**Written instruction**
Copy all lines holding the word "норма" from the entries.

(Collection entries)

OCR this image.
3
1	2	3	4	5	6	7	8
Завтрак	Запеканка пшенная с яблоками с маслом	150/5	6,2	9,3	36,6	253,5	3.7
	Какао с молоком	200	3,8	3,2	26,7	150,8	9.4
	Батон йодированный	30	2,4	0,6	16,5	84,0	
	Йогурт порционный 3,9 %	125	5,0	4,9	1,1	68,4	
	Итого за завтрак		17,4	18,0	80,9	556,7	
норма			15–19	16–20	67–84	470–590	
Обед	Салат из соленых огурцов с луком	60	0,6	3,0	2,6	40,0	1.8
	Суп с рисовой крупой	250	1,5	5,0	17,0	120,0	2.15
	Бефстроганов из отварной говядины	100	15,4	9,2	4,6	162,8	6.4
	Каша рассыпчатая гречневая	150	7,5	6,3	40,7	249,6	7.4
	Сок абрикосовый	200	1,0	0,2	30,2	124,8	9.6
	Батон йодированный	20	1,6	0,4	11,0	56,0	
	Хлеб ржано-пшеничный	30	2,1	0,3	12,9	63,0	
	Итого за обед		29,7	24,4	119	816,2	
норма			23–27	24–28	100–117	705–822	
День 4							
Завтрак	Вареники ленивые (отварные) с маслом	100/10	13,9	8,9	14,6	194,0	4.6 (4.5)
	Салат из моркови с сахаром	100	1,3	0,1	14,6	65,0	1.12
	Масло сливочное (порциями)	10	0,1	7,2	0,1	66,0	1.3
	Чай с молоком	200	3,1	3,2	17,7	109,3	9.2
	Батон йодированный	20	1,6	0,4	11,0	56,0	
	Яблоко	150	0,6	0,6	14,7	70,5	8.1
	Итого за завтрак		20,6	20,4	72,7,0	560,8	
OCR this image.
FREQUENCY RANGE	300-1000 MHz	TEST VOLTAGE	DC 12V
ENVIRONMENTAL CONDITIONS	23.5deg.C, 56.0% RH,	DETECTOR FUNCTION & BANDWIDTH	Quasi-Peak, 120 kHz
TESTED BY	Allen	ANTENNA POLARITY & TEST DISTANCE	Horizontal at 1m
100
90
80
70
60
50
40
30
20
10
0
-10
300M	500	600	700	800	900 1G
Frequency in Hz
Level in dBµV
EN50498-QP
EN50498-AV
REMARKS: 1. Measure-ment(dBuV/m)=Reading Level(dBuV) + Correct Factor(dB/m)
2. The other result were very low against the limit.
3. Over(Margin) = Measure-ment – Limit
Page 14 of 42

**Result of the task**
норма			15–19	16–20	67–84	470–590	
норма			23–27	24–28	100–117	705–822	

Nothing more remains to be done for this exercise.